Exercise aim: Copy all lines in which the word "Publicaciones" can be found.

Given records:
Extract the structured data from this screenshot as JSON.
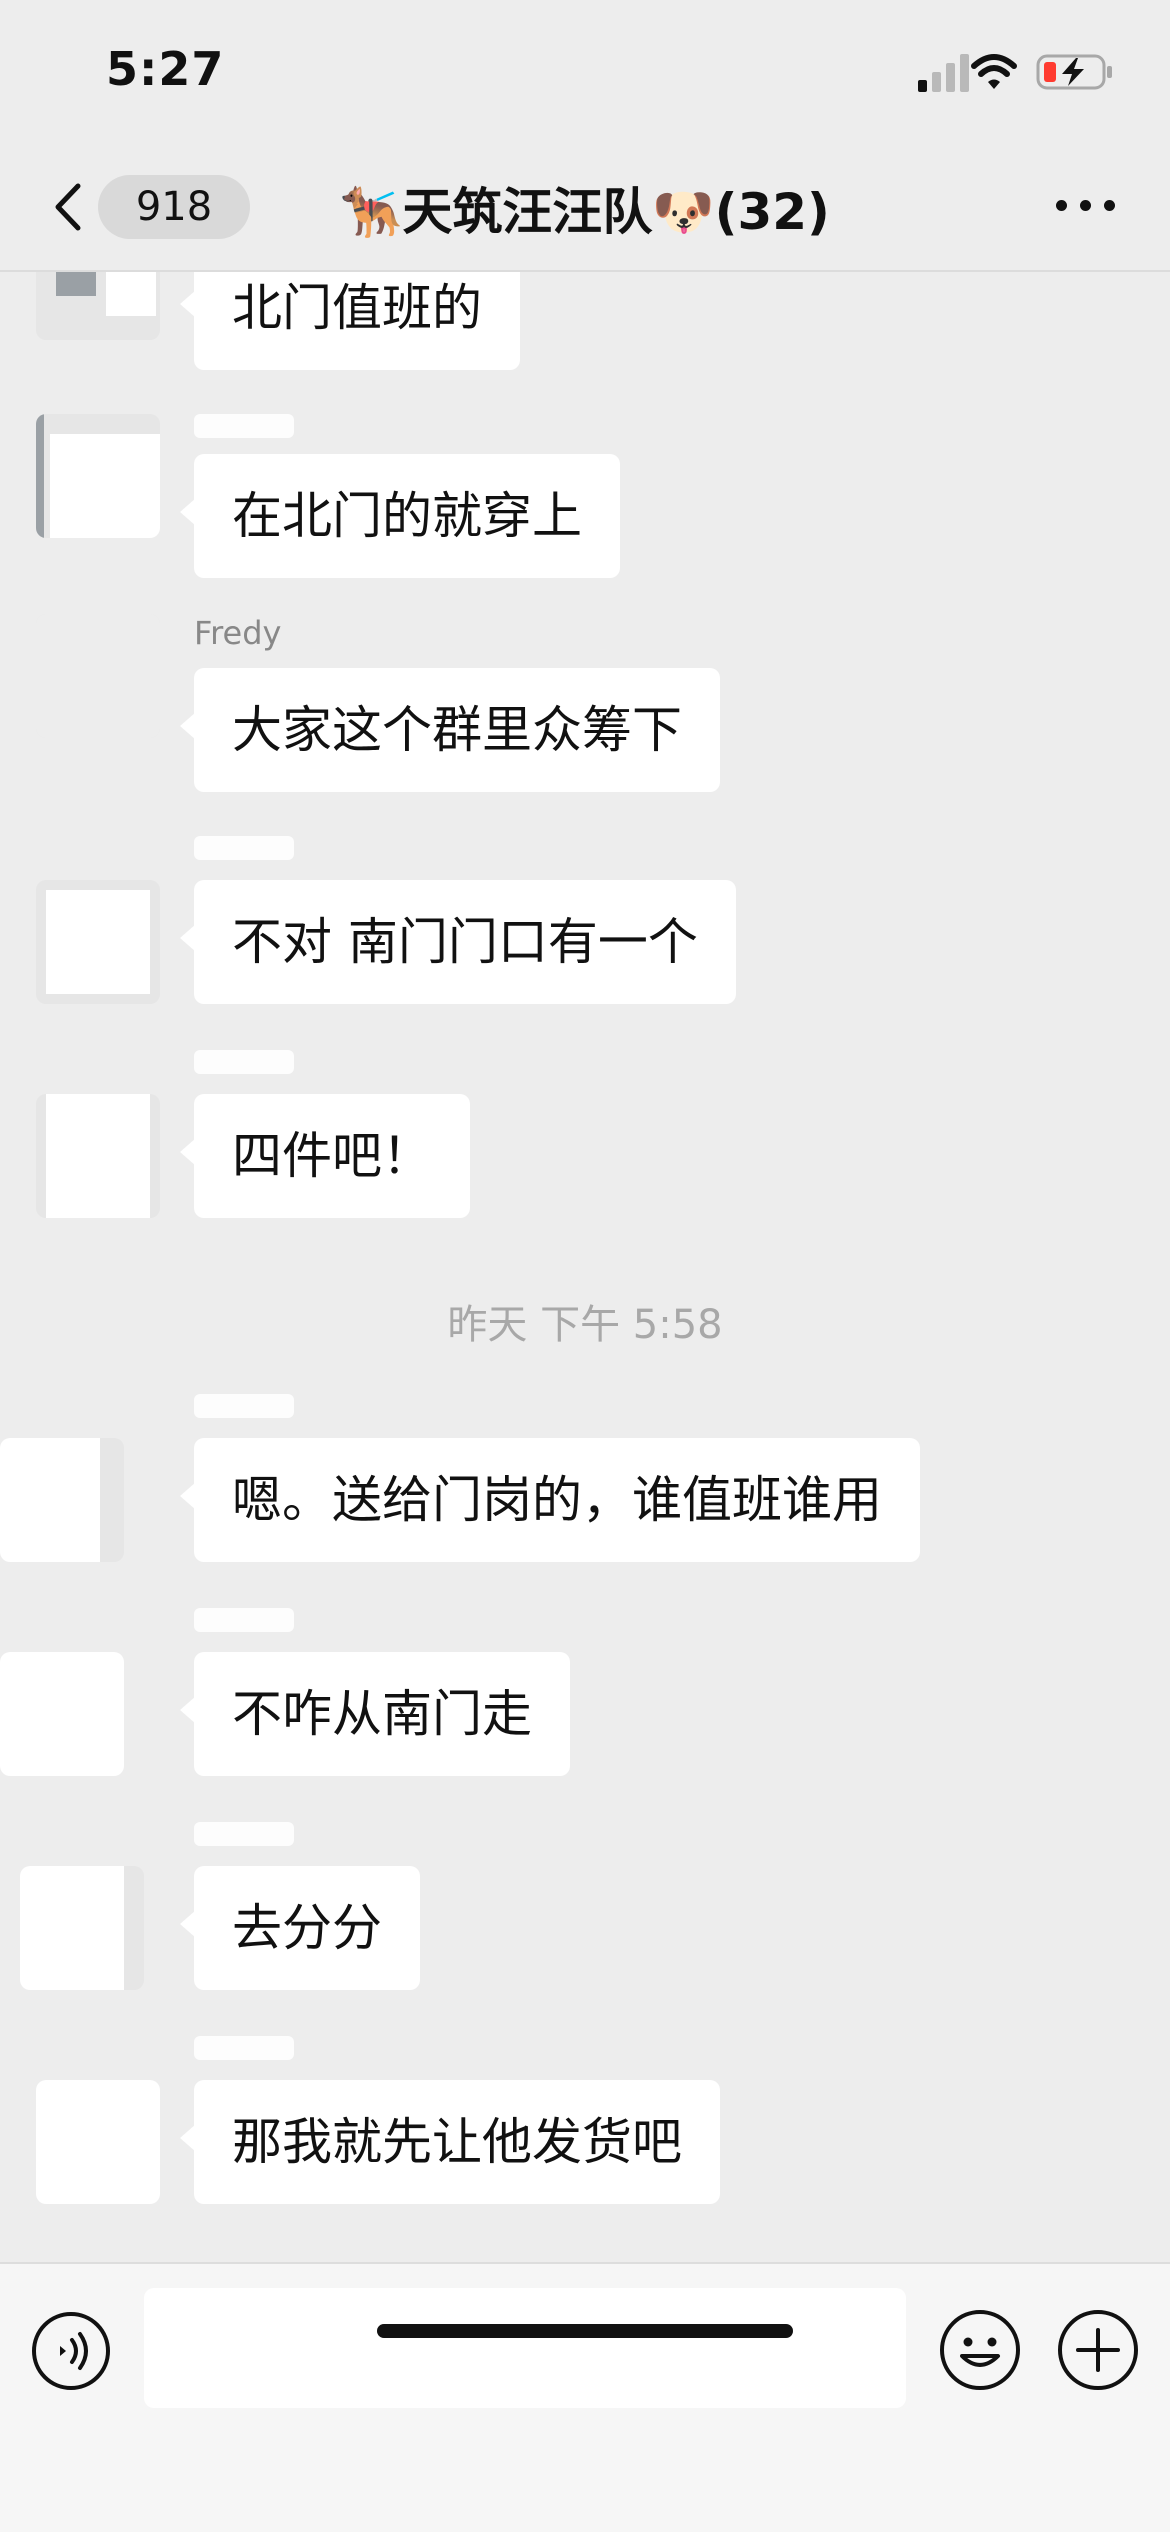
{
  "status_bar": {
    "time": "5:27"
  },
  "nav": {
    "unread_count": "918",
    "title": "🐕‍🦺天筑汪汪队🐶(32)"
  },
  "messages": [
    {
      "sender": "",
      "text": "北门值班的"
    },
    {
      "sender": "",
      "text": "在北门的就穿上"
    },
    {
      "sender": "Fredy",
      "text": "大家这个群里众筹下"
    },
    {
      "sender": "",
      "text": "不对 南门门口有一个"
    },
    {
      "sender": "",
      "text": "四件吧！"
    },
    {
      "sender": "",
      "text": "嗯。送给门岗的，谁值班谁用"
    },
    {
      "sender": "",
      "text": "不咋从南门走"
    },
    {
      "sender": "",
      "text": "去分分"
    },
    {
      "sender": "",
      "text": "那我就先让他发货吧"
    }
  ],
  "time_separator": "昨天 下午 5:58",
  "input_bar": {
    "placeholder": ""
  },
  "icons": {
    "back": "chevron-left-icon",
    "more": "ellipsis-icon",
    "voice": "voice-icon",
    "emoji": "smiley-icon",
    "plus": "plus-icon",
    "signal": "signal-icon",
    "wifi": "wifi-icon",
    "battery": "battery-charging-icon"
  },
  "colors": {
    "background": "#ededed",
    "bubble": "#ffffff",
    "battery_low": "#ff3b30"
  }
}
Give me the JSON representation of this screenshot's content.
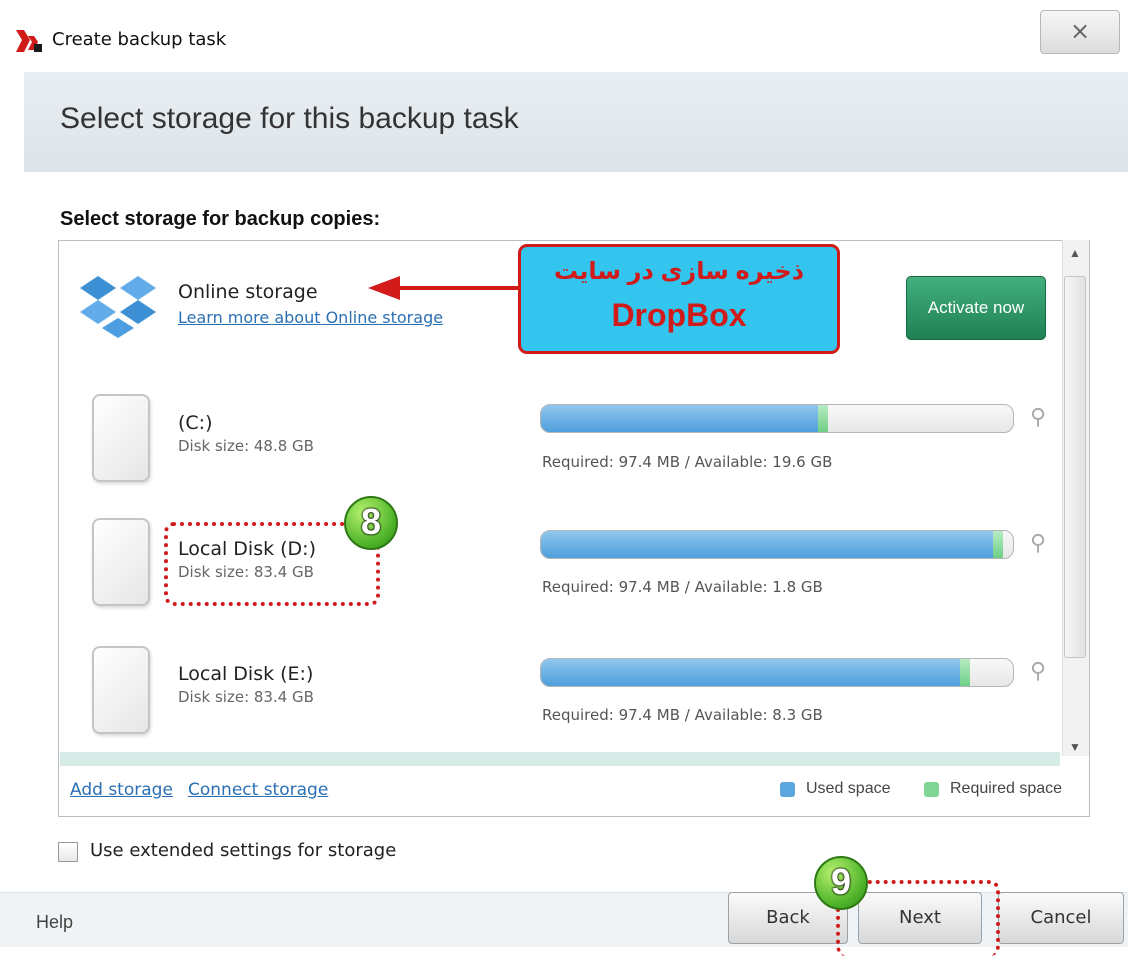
{
  "window": {
    "title": "Create backup task",
    "close_glyph": "×"
  },
  "header": {
    "title": "Select storage for this backup task"
  },
  "main": {
    "section_label": "Select storage for backup copies:"
  },
  "online_storage": {
    "label": "Online storage",
    "link": "Learn more about Online storage",
    "activate_label": "Activate now",
    "icon": "dropbox-icon"
  },
  "callout": {
    "line1": "ذخیره سازی در سایت",
    "line2": "DropBox"
  },
  "disks": [
    {
      "name": "(C:)",
      "size": "Disk size: 48.8 GB",
      "status": "Required: 97.4 MB / Available: 19.6 GB",
      "used_fraction": 0.59
    },
    {
      "name": "Local Disk (D:)",
      "size": "Disk size: 83.4 GB",
      "status": "Required: 97.4 MB / Available: 1.8 GB",
      "used_fraction": 0.96
    },
    {
      "name": "Local Disk (E:)",
      "size": "Disk size: 83.4 GB",
      "status": "Required: 97.4 MB / Available: 8.3 GB",
      "used_fraction": 0.89
    }
  ],
  "panel_links": {
    "add": "Add storage",
    "connect": "Connect storage"
  },
  "legend": {
    "used": "Used space",
    "required": "Required space",
    "used_color": "#5aa7df",
    "required_color": "#7fd694"
  },
  "annotations": {
    "step8": "8",
    "step9": "9",
    "accent_color": "#d11a1a"
  },
  "options": {
    "extended_label": "Use extended settings for storage",
    "extended_checked": false
  },
  "footer": {
    "help": "Help",
    "back": "Back",
    "next": "Next",
    "cancel": "Cancel"
  }
}
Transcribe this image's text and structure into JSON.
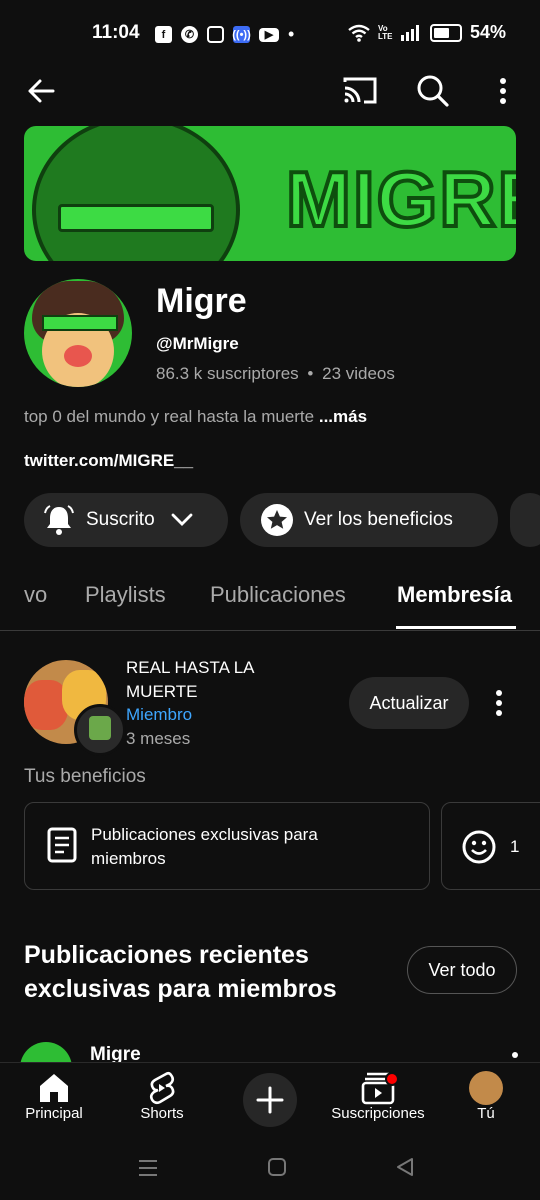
{
  "status_bar": {
    "time": "11:04",
    "battery": "54%",
    "app_icons": [
      "facebook-icon",
      "whatsapp-icon",
      "instagram-icon",
      "hotspot-icon",
      "youtube-icon"
    ],
    "volte": "Vo LTE"
  },
  "channel": {
    "banner_text": "MIGRE",
    "name": "Migre",
    "handle": "@MrMigre",
    "subscribers": "86.3 k suscriptores",
    "separator": "•",
    "videos": "23 videos",
    "description": "top 0 del mundo y real hasta la muerte",
    "more": "...más",
    "link": "twitter.com/MIGRE__"
  },
  "actions": {
    "subscribed": "Suscrito",
    "benefits": "Ver los beneficios"
  },
  "tabs": [
    {
      "label": "vo",
      "active": false
    },
    {
      "label": "Playlists",
      "active": false
    },
    {
      "label": "Publicaciones",
      "active": false
    },
    {
      "label": "Membresía",
      "active": true
    }
  ],
  "membership": {
    "level_title": "REAL HASTA LA MUERTE",
    "role": "Miembro",
    "duration": "3 meses",
    "upgrade": "Actualizar",
    "benefits_header": "Tus beneficios",
    "benefit_card": "Publicaciones exclusivas para miembros",
    "benefit_card2_partial": "1"
  },
  "recent": {
    "title": "Publicaciones recientes exclusivas para miembros",
    "see_all": "Ver todo",
    "post_author": "Migre"
  },
  "bottom_nav": [
    {
      "label": "Principal",
      "icon": "home-icon"
    },
    {
      "label": "Shorts",
      "icon": "shorts-icon"
    },
    {
      "label": "",
      "icon": "create-icon"
    },
    {
      "label": "Suscripciones",
      "icon": "subscriptions-icon"
    },
    {
      "label": "Tú",
      "icon": "avatar"
    }
  ],
  "colors": {
    "background": "#0f0f0f",
    "pill": "#272727",
    "member_blue": "#3ea6ff",
    "banner_green": "#2ebd34",
    "notification_red": "#ff0000"
  }
}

Solved exercise:
      "label": "Publicaciones",
    "benefit_card": "Publicaciones exclusivas para miembros",
    "title": "Publicaciones recientes exclusivas para miembros",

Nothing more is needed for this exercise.